Exercise directions
Look through the data below. Show each line where the string "invite" occurs.

━━━━━━━━━━━━━━━━━━━━━━━━━━━━━━

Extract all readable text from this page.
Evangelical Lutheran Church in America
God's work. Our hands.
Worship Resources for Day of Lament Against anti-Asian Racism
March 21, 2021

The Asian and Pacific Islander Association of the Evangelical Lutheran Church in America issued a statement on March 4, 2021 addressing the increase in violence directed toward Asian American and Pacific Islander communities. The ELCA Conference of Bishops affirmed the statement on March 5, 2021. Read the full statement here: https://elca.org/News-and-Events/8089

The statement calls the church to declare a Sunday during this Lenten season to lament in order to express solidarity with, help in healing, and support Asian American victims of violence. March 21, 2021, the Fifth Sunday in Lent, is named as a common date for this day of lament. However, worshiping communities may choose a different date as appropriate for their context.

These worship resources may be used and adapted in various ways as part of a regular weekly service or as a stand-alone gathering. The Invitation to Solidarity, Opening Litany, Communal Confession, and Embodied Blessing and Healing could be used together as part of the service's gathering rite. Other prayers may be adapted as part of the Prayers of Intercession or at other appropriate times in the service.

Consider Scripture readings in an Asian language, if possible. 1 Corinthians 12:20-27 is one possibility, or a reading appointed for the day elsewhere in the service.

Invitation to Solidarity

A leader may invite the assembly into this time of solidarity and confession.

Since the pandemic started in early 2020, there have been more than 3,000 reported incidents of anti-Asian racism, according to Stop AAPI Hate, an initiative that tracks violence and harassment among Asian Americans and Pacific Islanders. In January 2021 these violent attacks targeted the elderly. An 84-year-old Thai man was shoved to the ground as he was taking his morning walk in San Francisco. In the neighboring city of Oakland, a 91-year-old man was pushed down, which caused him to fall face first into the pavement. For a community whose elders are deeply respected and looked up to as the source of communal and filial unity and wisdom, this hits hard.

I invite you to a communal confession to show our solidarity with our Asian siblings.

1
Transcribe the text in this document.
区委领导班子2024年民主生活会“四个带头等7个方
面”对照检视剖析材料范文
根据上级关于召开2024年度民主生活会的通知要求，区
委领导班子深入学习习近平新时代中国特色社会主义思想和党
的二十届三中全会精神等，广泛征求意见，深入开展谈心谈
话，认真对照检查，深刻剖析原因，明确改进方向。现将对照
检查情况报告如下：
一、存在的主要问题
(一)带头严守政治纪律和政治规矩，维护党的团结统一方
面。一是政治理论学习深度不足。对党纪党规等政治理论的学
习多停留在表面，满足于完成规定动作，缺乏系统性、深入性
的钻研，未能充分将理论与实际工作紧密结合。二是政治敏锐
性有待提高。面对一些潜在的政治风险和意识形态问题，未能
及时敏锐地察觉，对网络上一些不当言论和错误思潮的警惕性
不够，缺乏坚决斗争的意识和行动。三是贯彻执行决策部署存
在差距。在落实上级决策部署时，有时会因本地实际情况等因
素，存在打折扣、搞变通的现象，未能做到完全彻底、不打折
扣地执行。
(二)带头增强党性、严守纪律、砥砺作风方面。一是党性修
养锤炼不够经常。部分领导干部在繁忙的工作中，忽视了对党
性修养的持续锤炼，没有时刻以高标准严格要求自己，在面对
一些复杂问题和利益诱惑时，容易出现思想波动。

━━━━━━━━━━━━━━━━━━━━━━━━━━━━━━

Solution
A leader may invite the assembly into this time of solidarity and confession.
I invite you to a communal confession to show our solidarity with our Asian siblings.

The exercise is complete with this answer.